■ **Work instructions**
Give the count of lines in the data that include the string "from", with no added remarks.
_____
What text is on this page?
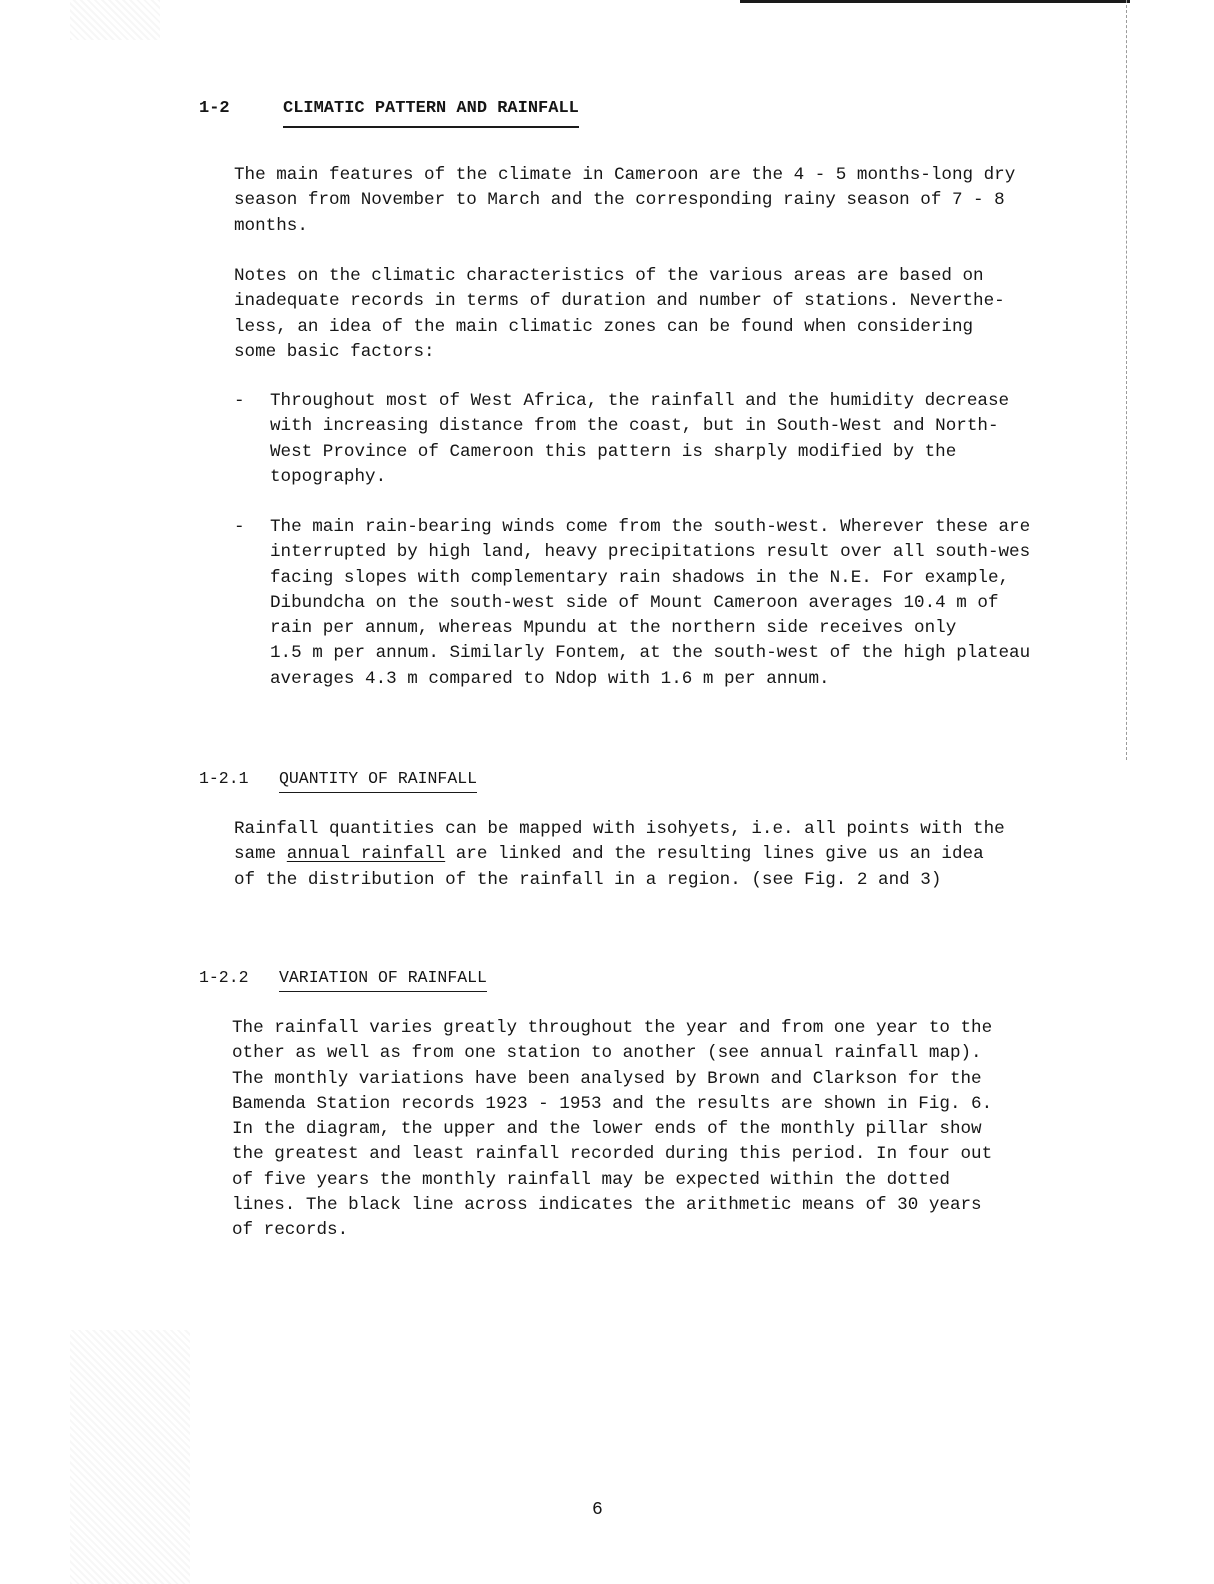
1-2

	CLIMATIC PATTERN AND RAINFALL

The main features of the climate in Cameroon are the 4 - 5 months-long dry
season from November to March and the corresponding rainy season of 7 - 8
months.

Notes on the climatic characteristics of the various areas are based on
inadequate records in terms of duration and number of stations. Neverthe-
less, an idea of the main climatic zones can be found when considering
some basic factors:

- Throughout most of West Africa, the rainfall and the humidity decrease
with increasing distance from the coast, but in South-West and North-
West Province of Cameroon this pattern is sharply modified by the
topography.

- The main rain-bearing winds come from the south-west. Wherever these are
interrupted by high land, heavy precipitations result over all south-wes
facing slopes with complementary rain shadows in the N.E. For example,
Dibundcha on the south-west side of Mount Cameroon averages 10.4 m of
rain per annum, whereas Mpundu at the northern side receives only
1.5 m per annum. Similarly Fontem, at the south-west of the high plateau
averages 4.3 m compared to Ndop with 1.6 m per annum.

1-2.1

QUANTITY OF RAINFALL

Rainfall quantities can be mapped with isohyets, i.e. all points with the

same annual rainfall are linked and the resulting lines give us an idea

of the distribution of the rainfall in a region. (see Fig. 2 and 3)

1-2.2

VARIATION OF RAINFALL

The rainfall varies greatly throughout the year and from one year to the
other as well as from one station to another (see annual rainfall map).
The monthly variations have been analysed by Brown and Clarkson for the
Bamenda Station records 1923 - 1953 and the results are shown in Fig. 6.
In the diagram, the upper and the lower ends of the monthly pillar show
the greatest and least rainfall recorded during this period. In four out
of five years the monthly rainfall may be expected within the dotted
lines. The black line across indicates the arithmetic means of 30 years
of records.

6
_____
■ **Correct answer**
5